> [EXERCISE INSTRUCTIONS]:
Select each line where the word "Mora" appears.

== RAW RECORDS ==

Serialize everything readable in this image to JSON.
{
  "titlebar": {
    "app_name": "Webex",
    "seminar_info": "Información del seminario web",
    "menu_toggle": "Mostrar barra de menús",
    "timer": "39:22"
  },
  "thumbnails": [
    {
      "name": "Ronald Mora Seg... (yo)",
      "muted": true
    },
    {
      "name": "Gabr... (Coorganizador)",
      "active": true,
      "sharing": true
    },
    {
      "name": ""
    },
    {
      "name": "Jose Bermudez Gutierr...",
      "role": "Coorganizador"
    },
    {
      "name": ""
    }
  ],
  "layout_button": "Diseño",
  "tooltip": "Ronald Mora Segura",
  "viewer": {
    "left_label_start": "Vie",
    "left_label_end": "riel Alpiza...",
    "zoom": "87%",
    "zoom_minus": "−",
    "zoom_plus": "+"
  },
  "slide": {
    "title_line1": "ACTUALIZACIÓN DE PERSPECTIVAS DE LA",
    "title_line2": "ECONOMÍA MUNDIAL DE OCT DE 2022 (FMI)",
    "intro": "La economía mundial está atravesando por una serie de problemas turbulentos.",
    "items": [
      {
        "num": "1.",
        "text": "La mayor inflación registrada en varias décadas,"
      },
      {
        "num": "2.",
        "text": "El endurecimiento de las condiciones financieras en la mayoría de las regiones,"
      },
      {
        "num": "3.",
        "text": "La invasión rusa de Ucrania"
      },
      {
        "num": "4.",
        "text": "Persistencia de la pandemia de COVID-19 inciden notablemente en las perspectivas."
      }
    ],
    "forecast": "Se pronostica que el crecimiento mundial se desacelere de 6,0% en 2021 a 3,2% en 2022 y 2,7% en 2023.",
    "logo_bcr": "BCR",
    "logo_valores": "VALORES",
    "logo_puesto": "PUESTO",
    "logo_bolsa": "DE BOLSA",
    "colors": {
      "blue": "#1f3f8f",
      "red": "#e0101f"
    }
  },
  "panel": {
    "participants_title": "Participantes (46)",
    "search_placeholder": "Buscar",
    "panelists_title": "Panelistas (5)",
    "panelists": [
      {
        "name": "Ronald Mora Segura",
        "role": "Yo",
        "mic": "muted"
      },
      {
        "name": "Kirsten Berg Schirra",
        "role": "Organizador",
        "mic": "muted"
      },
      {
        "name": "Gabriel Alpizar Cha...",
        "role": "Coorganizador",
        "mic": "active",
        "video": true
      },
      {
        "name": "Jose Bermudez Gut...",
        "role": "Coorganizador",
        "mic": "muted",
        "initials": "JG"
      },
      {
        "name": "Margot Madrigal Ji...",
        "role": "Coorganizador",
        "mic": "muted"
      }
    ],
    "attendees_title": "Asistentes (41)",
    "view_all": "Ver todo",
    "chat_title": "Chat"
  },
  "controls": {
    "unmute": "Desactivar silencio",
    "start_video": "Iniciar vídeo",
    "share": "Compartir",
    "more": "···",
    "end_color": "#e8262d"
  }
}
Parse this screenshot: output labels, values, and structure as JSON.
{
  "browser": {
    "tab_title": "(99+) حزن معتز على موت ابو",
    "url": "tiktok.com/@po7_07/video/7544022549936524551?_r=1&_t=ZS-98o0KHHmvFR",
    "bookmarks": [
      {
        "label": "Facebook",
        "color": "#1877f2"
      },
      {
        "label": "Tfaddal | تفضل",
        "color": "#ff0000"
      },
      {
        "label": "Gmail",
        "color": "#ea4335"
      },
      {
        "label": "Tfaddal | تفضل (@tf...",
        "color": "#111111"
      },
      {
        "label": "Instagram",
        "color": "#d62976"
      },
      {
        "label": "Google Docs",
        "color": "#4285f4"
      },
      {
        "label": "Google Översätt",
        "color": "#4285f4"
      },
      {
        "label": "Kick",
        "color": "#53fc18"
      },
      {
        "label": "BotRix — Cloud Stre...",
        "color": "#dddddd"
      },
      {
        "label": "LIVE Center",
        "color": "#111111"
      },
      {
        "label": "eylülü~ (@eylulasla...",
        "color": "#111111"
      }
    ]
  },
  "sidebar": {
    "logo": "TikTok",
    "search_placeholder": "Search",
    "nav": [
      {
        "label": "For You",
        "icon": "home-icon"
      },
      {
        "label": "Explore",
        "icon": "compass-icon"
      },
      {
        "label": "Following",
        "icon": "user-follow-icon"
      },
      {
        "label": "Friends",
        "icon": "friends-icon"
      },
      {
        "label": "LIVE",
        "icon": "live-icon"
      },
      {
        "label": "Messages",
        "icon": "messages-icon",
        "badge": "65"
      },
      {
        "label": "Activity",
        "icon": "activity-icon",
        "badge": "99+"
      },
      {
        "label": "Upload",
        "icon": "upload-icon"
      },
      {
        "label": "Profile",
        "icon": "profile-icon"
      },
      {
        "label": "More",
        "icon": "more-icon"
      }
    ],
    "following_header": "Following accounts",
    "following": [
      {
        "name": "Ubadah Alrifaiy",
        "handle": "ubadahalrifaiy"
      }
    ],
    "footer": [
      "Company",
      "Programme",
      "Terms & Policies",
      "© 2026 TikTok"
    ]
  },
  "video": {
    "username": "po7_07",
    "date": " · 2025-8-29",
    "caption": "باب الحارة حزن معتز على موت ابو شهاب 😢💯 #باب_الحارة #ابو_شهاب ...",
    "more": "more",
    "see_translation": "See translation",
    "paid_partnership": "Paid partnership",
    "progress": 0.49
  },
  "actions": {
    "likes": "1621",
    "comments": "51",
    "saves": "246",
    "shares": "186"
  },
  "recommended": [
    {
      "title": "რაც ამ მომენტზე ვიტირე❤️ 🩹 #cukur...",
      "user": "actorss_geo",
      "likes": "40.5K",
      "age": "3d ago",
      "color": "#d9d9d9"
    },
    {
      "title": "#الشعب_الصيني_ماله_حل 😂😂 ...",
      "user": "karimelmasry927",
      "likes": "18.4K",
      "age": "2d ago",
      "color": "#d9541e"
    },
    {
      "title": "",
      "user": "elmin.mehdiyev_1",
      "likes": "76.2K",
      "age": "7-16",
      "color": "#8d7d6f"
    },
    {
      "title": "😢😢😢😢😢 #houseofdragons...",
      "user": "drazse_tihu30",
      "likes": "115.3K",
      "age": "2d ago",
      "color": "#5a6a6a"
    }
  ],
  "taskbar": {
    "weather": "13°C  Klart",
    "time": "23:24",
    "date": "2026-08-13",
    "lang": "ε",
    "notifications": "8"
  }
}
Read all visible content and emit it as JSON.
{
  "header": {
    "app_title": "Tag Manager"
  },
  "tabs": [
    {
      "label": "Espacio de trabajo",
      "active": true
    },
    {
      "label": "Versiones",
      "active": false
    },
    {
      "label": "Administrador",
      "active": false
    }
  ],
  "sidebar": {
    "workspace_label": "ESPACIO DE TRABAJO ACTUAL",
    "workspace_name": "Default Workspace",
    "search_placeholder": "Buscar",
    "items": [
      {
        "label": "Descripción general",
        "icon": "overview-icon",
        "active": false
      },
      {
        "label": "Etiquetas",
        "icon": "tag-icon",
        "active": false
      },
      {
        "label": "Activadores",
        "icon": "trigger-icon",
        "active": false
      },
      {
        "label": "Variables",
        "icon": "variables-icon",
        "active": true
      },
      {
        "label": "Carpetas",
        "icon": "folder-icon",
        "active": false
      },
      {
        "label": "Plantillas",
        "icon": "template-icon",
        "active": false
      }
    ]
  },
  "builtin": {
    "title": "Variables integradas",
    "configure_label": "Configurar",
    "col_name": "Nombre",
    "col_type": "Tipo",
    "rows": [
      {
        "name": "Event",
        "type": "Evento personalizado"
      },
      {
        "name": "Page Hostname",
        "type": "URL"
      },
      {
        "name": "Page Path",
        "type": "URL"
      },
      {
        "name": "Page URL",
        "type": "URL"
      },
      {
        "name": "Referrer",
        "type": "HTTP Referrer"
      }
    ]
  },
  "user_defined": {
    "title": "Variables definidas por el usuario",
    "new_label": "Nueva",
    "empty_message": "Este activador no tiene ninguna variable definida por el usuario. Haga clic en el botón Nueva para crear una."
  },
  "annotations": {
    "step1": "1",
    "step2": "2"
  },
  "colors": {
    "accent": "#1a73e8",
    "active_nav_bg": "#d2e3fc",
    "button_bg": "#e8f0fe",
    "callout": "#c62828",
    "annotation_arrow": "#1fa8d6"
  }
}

===

> [TASK RESULT]:
      "name": "Ronald Mora Seg... (yo)",
  "tooltip": "Ronald Mora Segura",
        "name": "Ronald Mora Segura",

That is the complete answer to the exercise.